Objective ->
Retype every entry exactly, character for character.

====

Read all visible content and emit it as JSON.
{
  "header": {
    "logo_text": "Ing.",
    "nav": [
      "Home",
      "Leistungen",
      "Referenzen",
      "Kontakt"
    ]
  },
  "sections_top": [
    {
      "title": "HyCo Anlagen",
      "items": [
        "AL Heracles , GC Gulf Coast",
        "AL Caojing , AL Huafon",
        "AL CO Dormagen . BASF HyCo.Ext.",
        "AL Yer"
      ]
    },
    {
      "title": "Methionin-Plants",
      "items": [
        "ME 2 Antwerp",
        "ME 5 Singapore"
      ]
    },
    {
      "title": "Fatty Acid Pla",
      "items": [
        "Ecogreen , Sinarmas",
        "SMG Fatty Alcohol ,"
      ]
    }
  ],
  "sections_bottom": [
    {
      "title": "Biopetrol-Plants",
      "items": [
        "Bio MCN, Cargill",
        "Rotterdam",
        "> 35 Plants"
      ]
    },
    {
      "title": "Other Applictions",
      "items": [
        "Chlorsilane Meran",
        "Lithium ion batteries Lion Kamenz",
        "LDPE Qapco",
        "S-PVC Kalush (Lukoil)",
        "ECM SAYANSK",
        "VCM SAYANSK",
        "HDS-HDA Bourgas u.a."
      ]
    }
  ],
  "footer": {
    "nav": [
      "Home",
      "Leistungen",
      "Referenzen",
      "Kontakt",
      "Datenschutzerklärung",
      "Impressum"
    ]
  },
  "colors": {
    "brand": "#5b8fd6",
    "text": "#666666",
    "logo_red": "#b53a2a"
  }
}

====

Answer below ->
Read all visible content and emit it as JSON.
{
  "header": {
    "logo_text": "Ing.",
    "nav": [
      "Home",
      "Leistungen",
      "Referenzen",
      "Kontakt"
    ]
  },
  "sections_top": [
    {
      "title": "HyCo Anlagen",
      "items": [
        "AL Heracles , GC Gulf Coast",
        "AL Caojing , AL Huafon",
        "AL CO Dormagen . BASF HyCo.Ext.",
        "AL Yer"
      ]
    },
    {
      "title": "Methionin-Plants",
      "items": [
        "ME 2 Antwerp",
        "ME 5 Singapore"
      ]
    },
    {
      "title": "Fatty Acid Pla",
      "items": [
        "Ecogreen , Sinarmas",
        "SMG Fatty Alcohol ,"
      ]
    }
  ],
  "sections_bottom": [
    {
      "title": "Biopetrol-Plants",
      "items": [
        "Bio MCN, Cargill",
        "Rotterdam",
        "> 35 Plants"
      ]
    },
    {
      "title": "Other Applictions",
      "items": [
        "Chlorsilane Meran",
        "Lithium ion batteries Lion Kamenz",
        "LDPE Qapco",
        "S-PVC Kalush (Lukoil)",
        "ECM SAYANSK",
        "VCM SAYANSK",
        "HDS-HDA Bourgas u.a."
      ]
    }
  ],
  "footer": {
    "nav": [
      "Home",
      "Leistungen",
      "Referenzen",
      "Kontakt",
      "Datenschutzerklärung",
      "Impressum"
    ]
  },
  "colors": {
    "brand": "#5b8fd6",
    "text": "#666666",
    "logo_red": "#b53a2a"
  }
}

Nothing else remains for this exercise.